→ Task to complete: Every entry below should be repeated exactly; the pictures should not.

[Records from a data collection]

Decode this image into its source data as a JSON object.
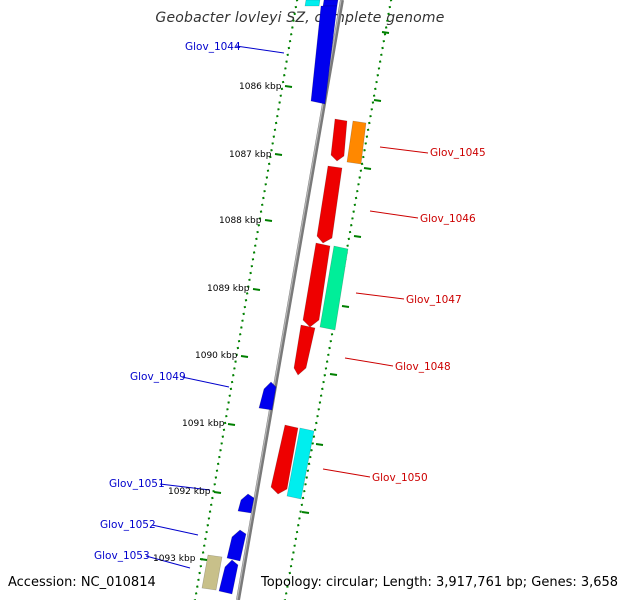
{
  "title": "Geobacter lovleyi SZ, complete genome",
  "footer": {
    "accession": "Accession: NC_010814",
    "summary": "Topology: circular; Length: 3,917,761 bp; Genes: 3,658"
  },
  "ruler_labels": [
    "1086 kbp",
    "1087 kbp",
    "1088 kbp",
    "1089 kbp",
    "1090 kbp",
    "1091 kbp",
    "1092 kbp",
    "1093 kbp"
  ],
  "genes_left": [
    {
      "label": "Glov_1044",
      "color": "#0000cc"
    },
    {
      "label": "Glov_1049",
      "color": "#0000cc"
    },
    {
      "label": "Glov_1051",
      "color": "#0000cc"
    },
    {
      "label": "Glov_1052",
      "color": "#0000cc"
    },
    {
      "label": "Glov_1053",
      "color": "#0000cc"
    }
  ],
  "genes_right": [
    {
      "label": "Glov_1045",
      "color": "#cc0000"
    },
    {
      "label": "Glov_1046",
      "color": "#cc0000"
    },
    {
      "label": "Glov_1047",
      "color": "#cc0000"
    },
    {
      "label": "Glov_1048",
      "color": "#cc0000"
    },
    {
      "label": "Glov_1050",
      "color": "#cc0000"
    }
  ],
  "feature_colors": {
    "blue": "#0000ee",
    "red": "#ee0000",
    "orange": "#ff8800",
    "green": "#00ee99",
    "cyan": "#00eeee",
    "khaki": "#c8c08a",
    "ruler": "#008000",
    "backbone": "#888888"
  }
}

→ Solution for this exercise:
Decode this image into its source data as a JSON object.
{
  "title": "Geobacter lovleyi SZ, complete genome",
  "footer": {
    "accession": "Accession: NC_010814",
    "summary": "Topology: circular; Length: 3,917,761 bp; Genes: 3,658"
  },
  "ruler_labels": [
    "1086 kbp",
    "1087 kbp",
    "1088 kbp",
    "1089 kbp",
    "1090 kbp",
    "1091 kbp",
    "1092 kbp",
    "1093 kbp"
  ],
  "genes_left": [
    {
      "label": "Glov_1044",
      "color": "#0000cc"
    },
    {
      "label": "Glov_1049",
      "color": "#0000cc"
    },
    {
      "label": "Glov_1051",
      "color": "#0000cc"
    },
    {
      "label": "Glov_1052",
      "color": "#0000cc"
    },
    {
      "label": "Glov_1053",
      "color": "#0000cc"
    }
  ],
  "genes_right": [
    {
      "label": "Glov_1045",
      "color": "#cc0000"
    },
    {
      "label": "Glov_1046",
      "color": "#cc0000"
    },
    {
      "label": "Glov_1047",
      "color": "#cc0000"
    },
    {
      "label": "Glov_1048",
      "color": "#cc0000"
    },
    {
      "label": "Glov_1050",
      "color": "#cc0000"
    }
  ],
  "feature_colors": {
    "blue": "#0000ee",
    "red": "#ee0000",
    "orange": "#ff8800",
    "green": "#00ee99",
    "cyan": "#00eeee",
    "khaki": "#c8c08a",
    "ruler": "#008000",
    "backbone": "#888888"
  }
}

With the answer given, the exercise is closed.